___ Raw records
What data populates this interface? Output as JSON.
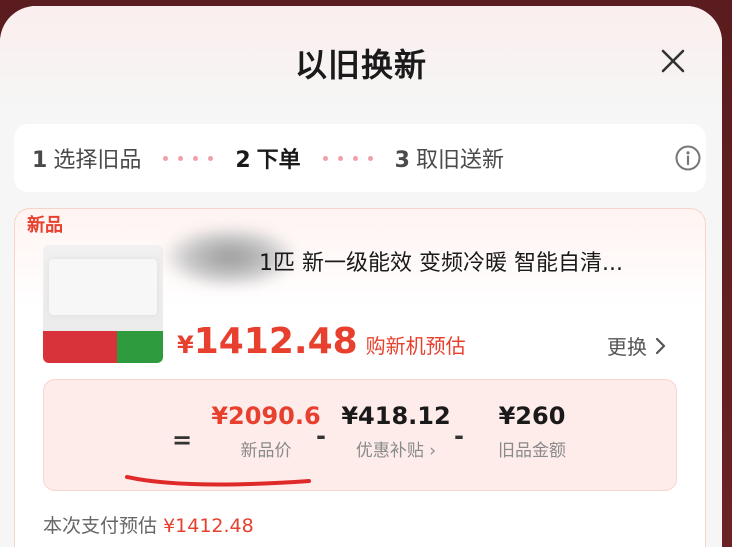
{
  "sheet": {
    "title": "以旧换新"
  },
  "steps": [
    {
      "num": "1",
      "label": "选择旧品"
    },
    {
      "num": "2",
      "label": "下单"
    },
    {
      "num": "3",
      "label": "取旧送新"
    }
  ],
  "product": {
    "badge": "新品",
    "name": "1匹 新一级能效 变频冷暖 智能自清...",
    "price_currency": "¥",
    "price": "1412.48",
    "price_note": "购新机预估",
    "change_label": "更换"
  },
  "calc": {
    "equals": "=",
    "new_price_value": "¥2090.6",
    "new_price_label": "新品价",
    "minus1": "-",
    "subsidy_value": "¥418.12",
    "subsidy_label": "优惠补贴 ›",
    "minus2": "-",
    "old_value": "¥260",
    "old_label": "旧品金额"
  },
  "payment": {
    "label": "本次支付预估",
    "amount": "¥1412.48"
  },
  "colors": {
    "accent": "#e8402e",
    "step_dot": "#f0a0a8",
    "calc_bg": "#fdecea"
  }
}
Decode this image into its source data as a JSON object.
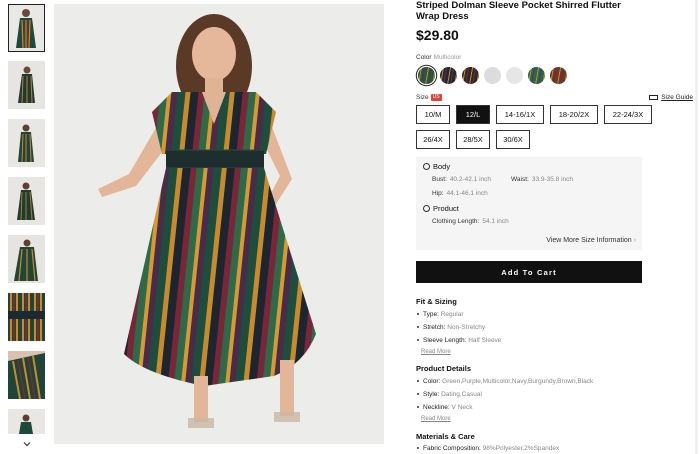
{
  "product": {
    "title": "Striped Dolman Sleeve Pocket Shirred Flutter Wrap Dress",
    "price": "$29.80"
  },
  "color": {
    "label": "Color",
    "selected": "Multicolor",
    "swatches": [
      {
        "name": "multicolor-stripe",
        "hex": "#1f5a44"
      },
      {
        "name": "navy-stripe",
        "hex": "#1c2a3c"
      },
      {
        "name": "black-stripe",
        "hex": "#2a2a2a"
      },
      {
        "name": "white-pattern",
        "hex": "#dcdcdc"
      },
      {
        "name": "white-floral",
        "hex": "#e6e6e6"
      },
      {
        "name": "green-pattern",
        "hex": "#1f6b55"
      },
      {
        "name": "brown-pattern",
        "hex": "#6a3a26"
      }
    ]
  },
  "size": {
    "label": "Size",
    "badge": "US",
    "guide": "Size Guide",
    "options": [
      "10/M",
      "12/L",
      "14-16/1X",
      "18-20/2X",
      "22-24/3X",
      "26/4X",
      "28/5X",
      "30/6X"
    ],
    "selected": "12/L"
  },
  "measurements": {
    "body_title": "Body",
    "bust_label": "Bust:",
    "bust_value": "40.2-42.1 inch",
    "waist_label": "Waist:",
    "waist_value": "33.9-35.8 inch",
    "hip_label": "Hip:",
    "hip_value": "44.1-46.1 inch",
    "product_title": "Product",
    "clothing_length_label": "Clothing Length:",
    "clothing_length_value": "54.1 inch",
    "more": "View More Size Information"
  },
  "cart": {
    "label": "Add To Cart"
  },
  "fit": {
    "title": "Fit & Sizing",
    "type_label": "Type:",
    "type_value": "Regular",
    "stretch_label": "Stretch:",
    "stretch_value": "Non-Stretchy",
    "sleeve_label": "Sleeve Length:",
    "sleeve_value": "Half Sleeve",
    "read_more": "Read More"
  },
  "details": {
    "title": "Product Details",
    "color_label": "Color:",
    "color_value": "Green,Purple,Multicolor,Navy,Burgundy,Brown,Black",
    "style_label": "Style:",
    "style_value": "Dating,Casual",
    "neckline_label": "Neckline:",
    "neckline_value": "V Neck",
    "read_more": "Read More"
  },
  "materials": {
    "title": "Materials & Care",
    "fabric_label": "Fabric Composition:",
    "fabric_value": "98%Polyester,2%Spandex"
  }
}
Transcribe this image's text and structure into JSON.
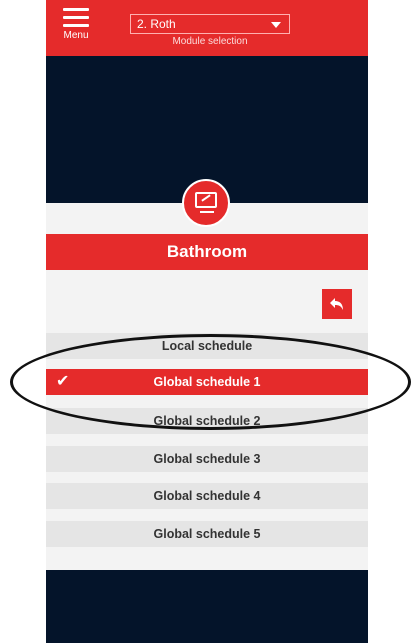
______
▸ Exercise prompt
How many lines in these entries contain the string "into"? State the number and nothing more.

▸ Response below
2